>> Begin
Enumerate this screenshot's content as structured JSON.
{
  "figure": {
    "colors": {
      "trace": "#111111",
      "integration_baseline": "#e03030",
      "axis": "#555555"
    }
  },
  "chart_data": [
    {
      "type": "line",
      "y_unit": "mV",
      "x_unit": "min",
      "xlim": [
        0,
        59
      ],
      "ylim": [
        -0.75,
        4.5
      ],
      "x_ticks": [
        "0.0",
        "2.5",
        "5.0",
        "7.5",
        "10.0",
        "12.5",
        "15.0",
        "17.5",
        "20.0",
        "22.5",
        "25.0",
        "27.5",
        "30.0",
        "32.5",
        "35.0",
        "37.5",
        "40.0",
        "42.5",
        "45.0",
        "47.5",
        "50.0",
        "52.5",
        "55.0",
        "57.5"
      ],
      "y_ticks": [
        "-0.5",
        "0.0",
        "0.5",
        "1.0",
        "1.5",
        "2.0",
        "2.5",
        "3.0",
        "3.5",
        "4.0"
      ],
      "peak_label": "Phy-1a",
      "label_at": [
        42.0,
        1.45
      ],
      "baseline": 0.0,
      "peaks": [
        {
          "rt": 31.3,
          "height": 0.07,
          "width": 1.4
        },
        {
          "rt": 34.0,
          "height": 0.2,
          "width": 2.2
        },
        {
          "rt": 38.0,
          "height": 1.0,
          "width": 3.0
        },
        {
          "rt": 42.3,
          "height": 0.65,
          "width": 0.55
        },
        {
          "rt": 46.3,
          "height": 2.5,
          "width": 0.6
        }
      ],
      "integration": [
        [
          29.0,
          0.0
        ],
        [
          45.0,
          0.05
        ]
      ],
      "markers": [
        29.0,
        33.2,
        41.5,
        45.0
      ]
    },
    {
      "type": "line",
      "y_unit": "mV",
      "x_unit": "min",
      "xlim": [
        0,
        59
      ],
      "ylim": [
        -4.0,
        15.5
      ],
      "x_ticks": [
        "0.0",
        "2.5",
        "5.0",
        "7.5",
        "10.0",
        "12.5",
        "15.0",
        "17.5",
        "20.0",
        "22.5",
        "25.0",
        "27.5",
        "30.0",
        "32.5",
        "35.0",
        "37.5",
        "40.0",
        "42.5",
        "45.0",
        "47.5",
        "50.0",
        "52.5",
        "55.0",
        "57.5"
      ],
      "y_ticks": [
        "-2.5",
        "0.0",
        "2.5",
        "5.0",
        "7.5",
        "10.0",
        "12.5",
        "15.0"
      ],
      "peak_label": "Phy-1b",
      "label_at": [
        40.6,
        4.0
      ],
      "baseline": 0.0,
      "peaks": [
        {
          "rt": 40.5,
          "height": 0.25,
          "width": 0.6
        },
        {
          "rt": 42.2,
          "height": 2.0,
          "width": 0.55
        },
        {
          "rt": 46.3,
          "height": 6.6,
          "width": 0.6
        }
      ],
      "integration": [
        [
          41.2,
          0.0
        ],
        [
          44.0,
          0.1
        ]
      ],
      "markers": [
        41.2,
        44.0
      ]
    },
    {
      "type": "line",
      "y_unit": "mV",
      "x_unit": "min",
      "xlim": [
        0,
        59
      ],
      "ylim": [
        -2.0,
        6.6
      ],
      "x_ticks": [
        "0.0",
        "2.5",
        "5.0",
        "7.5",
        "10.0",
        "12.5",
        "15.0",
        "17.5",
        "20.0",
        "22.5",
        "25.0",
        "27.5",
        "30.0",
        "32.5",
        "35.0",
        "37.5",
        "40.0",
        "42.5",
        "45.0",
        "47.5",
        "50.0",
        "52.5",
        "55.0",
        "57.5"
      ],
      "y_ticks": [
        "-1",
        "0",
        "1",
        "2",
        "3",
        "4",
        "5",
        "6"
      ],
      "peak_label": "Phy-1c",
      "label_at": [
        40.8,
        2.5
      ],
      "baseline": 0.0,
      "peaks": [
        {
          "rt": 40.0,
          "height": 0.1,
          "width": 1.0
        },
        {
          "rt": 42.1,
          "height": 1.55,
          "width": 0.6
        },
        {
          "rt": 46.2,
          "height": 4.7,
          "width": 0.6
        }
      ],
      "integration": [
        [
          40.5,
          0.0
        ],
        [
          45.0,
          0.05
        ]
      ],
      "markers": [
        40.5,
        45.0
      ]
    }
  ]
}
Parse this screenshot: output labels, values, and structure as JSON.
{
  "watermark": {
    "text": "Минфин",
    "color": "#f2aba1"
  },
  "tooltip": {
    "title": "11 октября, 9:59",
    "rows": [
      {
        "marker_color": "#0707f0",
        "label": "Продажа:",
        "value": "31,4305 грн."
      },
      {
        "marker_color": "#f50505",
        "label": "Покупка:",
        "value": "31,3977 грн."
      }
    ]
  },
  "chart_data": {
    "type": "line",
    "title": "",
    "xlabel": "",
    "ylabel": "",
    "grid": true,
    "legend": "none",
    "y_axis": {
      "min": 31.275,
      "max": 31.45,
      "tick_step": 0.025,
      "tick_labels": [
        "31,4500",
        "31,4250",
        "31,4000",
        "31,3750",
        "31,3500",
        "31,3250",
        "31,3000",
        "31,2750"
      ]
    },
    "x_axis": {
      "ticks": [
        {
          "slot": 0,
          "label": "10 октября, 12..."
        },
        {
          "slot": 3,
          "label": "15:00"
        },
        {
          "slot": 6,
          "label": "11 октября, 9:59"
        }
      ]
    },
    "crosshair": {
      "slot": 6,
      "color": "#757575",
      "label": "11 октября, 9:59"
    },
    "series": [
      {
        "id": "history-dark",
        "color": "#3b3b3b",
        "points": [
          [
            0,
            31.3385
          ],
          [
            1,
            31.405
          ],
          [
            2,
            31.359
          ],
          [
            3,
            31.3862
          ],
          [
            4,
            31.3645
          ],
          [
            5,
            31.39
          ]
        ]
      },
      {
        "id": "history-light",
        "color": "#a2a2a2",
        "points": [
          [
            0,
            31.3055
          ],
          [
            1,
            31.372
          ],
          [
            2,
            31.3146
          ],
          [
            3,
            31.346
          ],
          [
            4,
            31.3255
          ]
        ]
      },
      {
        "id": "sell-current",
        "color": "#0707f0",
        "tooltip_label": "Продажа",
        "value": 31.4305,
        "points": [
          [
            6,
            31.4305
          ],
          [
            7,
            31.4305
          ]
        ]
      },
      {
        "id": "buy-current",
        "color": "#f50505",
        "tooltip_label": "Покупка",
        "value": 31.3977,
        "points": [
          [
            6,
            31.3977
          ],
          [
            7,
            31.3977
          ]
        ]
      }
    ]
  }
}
>> End
Set down all of the records shown above once more, exactly.

### RESPONSE TO THIS EXERCISE
Enumerate this screenshot's content as structured JSON.
{
  "figure": {
    "colors": {
      "trace": "#111111",
      "integration_baseline": "#e03030",
      "axis": "#555555"
    }
  },
  "chart_data": [
    {
      "type": "line",
      "y_unit": "mV",
      "x_unit": "min",
      "xlim": [
        0,
        59
      ],
      "ylim": [
        -0.75,
        4.5
      ],
      "x_ticks": [
        "0.0",
        "2.5",
        "5.0",
        "7.5",
        "10.0",
        "12.5",
        "15.0",
        "17.5",
        "20.0",
        "22.5",
        "25.0",
        "27.5",
        "30.0",
        "32.5",
        "35.0",
        "37.5",
        "40.0",
        "42.5",
        "45.0",
        "47.5",
        "50.0",
        "52.5",
        "55.0",
        "57.5"
      ],
      "y_ticks": [
        "-0.5",
        "0.0",
        "0.5",
        "1.0",
        "1.5",
        "2.0",
        "2.5",
        "3.0",
        "3.5",
        "4.0"
      ],
      "peak_label": "Phy-1a",
      "label_at": [
        42.0,
        1.45
      ],
      "baseline": 0.0,
      "peaks": [
        {
          "rt": 31.3,
          "height": 0.07,
          "width": 1.4
        },
        {
          "rt": 34.0,
          "height": 0.2,
          "width": 2.2
        },
        {
          "rt": 38.0,
          "height": 1.0,
          "width": 3.0
        },
        {
          "rt": 42.3,
          "height": 0.65,
          "width": 0.55
        },
        {
          "rt": 46.3,
          "height": 2.5,
          "width": 0.6
        }
      ],
      "integration": [
        [
          29.0,
          0.0
        ],
        [
          45.0,
          0.05
        ]
      ],
      "markers": [
        29.0,
        33.2,
        41.5,
        45.0
      ]
    },
    {
      "type": "line",
      "y_unit": "mV",
      "x_unit": "min",
      "xlim": [
        0,
        59
      ],
      "ylim": [
        -4.0,
        15.5
      ],
      "x_ticks": [
        "0.0",
        "2.5",
        "5.0",
        "7.5",
        "10.0",
        "12.5",
        "15.0",
        "17.5",
        "20.0",
        "22.5",
        "25.0",
        "27.5",
        "30.0",
        "32.5",
        "35.0",
        "37.5",
        "40.0",
        "42.5",
        "45.0",
        "47.5",
        "50.0",
        "52.5",
        "55.0",
        "57.5"
      ],
      "y_ticks": [
        "-2.5",
        "0.0",
        "2.5",
        "5.0",
        "7.5",
        "10.0",
        "12.5",
        "15.0"
      ],
      "peak_label": "Phy-1b",
      "label_at": [
        40.6,
        4.0
      ],
      "baseline": 0.0,
      "peaks": [
        {
          "rt": 40.5,
          "height": 0.25,
          "width": 0.6
        },
        {
          "rt": 42.2,
          "height": 2.0,
          "width": 0.55
        },
        {
          "rt": 46.3,
          "height": 6.6,
          "width": 0.6
        }
      ],
      "integration": [
        [
          41.2,
          0.0
        ],
        [
          44.0,
          0.1
        ]
      ],
      "markers": [
        41.2,
        44.0
      ]
    },
    {
      "type": "line",
      "y_unit": "mV",
      "x_unit": "min",
      "xlim": [
        0,
        59
      ],
      "ylim": [
        -2.0,
        6.6
      ],
      "x_ticks": [
        "0.0",
        "2.5",
        "5.0",
        "7.5",
        "10.0",
        "12.5",
        "15.0",
        "17.5",
        "20.0",
        "22.5",
        "25.0",
        "27.5",
        "30.0",
        "32.5",
        "35.0",
        "37.5",
        "40.0",
        "42.5",
        "45.0",
        "47.5",
        "50.0",
        "52.5",
        "55.0",
        "57.5"
      ],
      "y_ticks": [
        "-1",
        "0",
        "1",
        "2",
        "3",
        "4",
        "5",
        "6"
      ],
      "peak_label": "Phy-1c",
      "label_at": [
        40.8,
        2.5
      ],
      "baseline": 0.0,
      "peaks": [
        {
          "rt": 40.0,
          "height": 0.1,
          "width": 1.0
        },
        {
          "rt": 42.1,
          "height": 1.55,
          "width": 0.6
        },
        {
          "rt": 46.2,
          "height": 4.7,
          "width": 0.6
        }
      ],
      "integration": [
        [
          40.5,
          0.0
        ],
        [
          45.0,
          0.05
        ]
      ],
      "markers": [
        40.5,
        45.0
      ]
    }
  ]
}
Parse this screenshot: output labels, values, and structure as JSON.
{
  "watermark": {
    "text": "Минфин",
    "color": "#f2aba1"
  },
  "tooltip": {
    "title": "11 октября, 9:59",
    "rows": [
      {
        "marker_color": "#0707f0",
        "label": "Продажа:",
        "value": "31,4305 грн."
      },
      {
        "marker_color": "#f50505",
        "label": "Покупка:",
        "value": "31,3977 грн."
      }
    ]
  },
  "chart_data": {
    "type": "line",
    "title": "",
    "xlabel": "",
    "ylabel": "",
    "grid": true,
    "legend": "none",
    "y_axis": {
      "min": 31.275,
      "max": 31.45,
      "tick_step": 0.025,
      "tick_labels": [
        "31,4500",
        "31,4250",
        "31,4000",
        "31,3750",
        "31,3500",
        "31,3250",
        "31,3000",
        "31,2750"
      ]
    },
    "x_axis": {
      "ticks": [
        {
          "slot": 0,
          "label": "10 октября, 12..."
        },
        {
          "slot": 3,
          "label": "15:00"
        },
        {
          "slot": 6,
          "label": "11 октября, 9:59"
        }
      ]
    },
    "crosshair": {
      "slot": 6,
      "color": "#757575",
      "label": "11 октября, 9:59"
    },
    "series": [
      {
        "id": "history-dark",
        "color": "#3b3b3b",
        "points": [
          [
            0,
            31.3385
          ],
          [
            1,
            31.405
          ],
          [
            2,
            31.359
          ],
          [
            3,
            31.3862
          ],
          [
            4,
            31.3645
          ],
          [
            5,
            31.39
          ]
        ]
      },
      {
        "id": "history-light",
        "color": "#a2a2a2",
        "points": [
          [
            0,
            31.3055
          ],
          [
            1,
            31.372
          ],
          [
            2,
            31.3146
          ],
          [
            3,
            31.346
          ],
          [
            4,
            31.3255
          ]
        ]
      },
      {
        "id": "sell-current",
        "color": "#0707f0",
        "tooltip_label": "Продажа",
        "value": 31.4305,
        "points": [
          [
            6,
            31.4305
          ],
          [
            7,
            31.4305
          ]
        ]
      },
      {
        "id": "buy-current",
        "color": "#f50505",
        "tooltip_label": "Покупка",
        "value": 31.3977,
        "points": [
          [
            6,
            31.3977
          ],
          [
            7,
            31.3977
          ]
        ]
      }
    ]
  }
}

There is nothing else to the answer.